AIM OF THE TASK: In the listing below, find every line containing "nPDH" and copy it out.

DATA SUPPLIED:
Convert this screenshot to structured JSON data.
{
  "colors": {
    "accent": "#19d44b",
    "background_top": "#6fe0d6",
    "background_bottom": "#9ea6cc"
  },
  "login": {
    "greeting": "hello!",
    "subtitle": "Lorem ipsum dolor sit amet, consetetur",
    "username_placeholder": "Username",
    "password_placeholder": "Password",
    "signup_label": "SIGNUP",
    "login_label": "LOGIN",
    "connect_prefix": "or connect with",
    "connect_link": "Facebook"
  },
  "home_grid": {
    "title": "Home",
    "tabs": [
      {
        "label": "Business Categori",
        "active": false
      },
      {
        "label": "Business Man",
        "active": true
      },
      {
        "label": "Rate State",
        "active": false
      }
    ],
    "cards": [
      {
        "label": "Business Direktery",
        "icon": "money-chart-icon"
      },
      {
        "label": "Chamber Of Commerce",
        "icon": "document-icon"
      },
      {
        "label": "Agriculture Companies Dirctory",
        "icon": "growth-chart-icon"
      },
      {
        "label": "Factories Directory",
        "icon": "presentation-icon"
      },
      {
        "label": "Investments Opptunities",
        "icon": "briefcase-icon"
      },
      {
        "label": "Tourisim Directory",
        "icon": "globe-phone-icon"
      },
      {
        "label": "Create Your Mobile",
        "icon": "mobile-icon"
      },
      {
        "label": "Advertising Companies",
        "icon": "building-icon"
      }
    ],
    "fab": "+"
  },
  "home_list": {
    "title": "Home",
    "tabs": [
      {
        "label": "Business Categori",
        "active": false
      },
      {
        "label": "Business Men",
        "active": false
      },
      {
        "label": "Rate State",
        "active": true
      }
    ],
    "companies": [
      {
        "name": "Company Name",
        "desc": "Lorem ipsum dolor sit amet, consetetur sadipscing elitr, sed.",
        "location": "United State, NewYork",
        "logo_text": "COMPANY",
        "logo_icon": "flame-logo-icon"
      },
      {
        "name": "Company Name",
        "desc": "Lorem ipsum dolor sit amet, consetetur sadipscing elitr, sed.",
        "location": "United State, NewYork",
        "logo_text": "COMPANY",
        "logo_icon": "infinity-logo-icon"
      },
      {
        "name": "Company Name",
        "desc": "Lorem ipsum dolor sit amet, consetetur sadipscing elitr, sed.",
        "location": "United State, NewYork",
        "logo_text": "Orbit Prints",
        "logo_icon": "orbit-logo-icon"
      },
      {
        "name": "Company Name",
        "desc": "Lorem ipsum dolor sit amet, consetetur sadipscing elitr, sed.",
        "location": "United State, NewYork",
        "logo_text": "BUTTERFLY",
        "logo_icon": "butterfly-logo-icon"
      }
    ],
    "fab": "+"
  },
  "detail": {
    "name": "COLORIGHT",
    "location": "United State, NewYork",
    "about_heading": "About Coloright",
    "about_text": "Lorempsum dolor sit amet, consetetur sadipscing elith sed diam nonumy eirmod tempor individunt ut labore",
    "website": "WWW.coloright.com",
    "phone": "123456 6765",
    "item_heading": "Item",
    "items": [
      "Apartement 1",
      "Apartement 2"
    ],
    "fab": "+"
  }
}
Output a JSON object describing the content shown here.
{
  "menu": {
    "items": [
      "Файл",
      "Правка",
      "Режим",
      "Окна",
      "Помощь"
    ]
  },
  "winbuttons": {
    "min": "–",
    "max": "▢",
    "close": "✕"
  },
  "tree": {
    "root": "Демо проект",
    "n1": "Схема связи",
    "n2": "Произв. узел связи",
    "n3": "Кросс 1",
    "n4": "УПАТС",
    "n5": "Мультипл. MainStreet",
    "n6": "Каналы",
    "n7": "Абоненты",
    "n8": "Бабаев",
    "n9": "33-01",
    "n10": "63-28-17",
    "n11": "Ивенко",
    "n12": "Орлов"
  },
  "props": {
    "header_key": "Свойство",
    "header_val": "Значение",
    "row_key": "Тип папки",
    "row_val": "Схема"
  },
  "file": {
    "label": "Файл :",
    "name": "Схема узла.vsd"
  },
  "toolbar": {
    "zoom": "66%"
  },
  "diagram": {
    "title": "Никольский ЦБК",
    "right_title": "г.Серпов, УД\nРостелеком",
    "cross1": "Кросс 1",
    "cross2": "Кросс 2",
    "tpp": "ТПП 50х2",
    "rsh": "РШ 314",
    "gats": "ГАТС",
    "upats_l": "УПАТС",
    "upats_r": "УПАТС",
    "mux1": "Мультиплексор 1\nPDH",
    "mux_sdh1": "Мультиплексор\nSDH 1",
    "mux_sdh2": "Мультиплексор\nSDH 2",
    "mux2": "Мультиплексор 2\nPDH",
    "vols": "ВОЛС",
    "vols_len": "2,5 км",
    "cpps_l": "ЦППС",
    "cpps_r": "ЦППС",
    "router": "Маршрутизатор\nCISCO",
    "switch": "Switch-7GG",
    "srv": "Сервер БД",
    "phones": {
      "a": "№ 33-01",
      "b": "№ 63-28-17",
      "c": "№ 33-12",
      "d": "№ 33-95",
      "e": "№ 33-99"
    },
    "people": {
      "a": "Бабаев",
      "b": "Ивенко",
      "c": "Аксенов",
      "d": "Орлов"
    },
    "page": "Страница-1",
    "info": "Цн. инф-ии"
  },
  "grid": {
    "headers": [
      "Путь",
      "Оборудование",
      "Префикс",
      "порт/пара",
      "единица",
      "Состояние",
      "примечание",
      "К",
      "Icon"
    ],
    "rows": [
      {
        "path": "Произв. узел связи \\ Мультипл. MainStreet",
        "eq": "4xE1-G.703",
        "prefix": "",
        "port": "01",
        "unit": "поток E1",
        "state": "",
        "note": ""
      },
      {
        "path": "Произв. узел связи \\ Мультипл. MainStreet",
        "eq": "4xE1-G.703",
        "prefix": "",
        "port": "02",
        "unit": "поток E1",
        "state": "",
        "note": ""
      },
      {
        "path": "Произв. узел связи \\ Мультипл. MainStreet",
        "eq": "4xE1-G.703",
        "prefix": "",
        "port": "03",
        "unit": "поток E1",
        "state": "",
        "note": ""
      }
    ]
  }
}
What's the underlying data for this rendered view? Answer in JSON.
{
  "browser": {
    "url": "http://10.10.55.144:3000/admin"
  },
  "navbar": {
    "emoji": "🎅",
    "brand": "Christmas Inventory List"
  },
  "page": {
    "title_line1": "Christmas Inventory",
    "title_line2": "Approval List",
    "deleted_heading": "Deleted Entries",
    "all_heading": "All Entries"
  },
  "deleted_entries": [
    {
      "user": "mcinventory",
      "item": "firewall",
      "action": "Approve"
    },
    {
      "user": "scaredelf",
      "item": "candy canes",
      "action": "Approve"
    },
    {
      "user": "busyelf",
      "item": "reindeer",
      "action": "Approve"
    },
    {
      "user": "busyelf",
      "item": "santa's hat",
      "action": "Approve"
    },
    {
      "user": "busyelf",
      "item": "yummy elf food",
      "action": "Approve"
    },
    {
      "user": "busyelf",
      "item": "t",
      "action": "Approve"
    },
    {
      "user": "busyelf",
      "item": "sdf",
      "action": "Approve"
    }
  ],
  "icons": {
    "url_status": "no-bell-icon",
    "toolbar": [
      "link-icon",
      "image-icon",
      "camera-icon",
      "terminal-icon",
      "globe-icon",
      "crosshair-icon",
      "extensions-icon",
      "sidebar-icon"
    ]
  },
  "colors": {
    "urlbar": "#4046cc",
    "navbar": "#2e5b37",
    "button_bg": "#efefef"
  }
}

WORKED ANSWER:
    "mux1": "Мультиплексор 1\nPDH",
    "mux2": "Мультиплексор 2\nPDH",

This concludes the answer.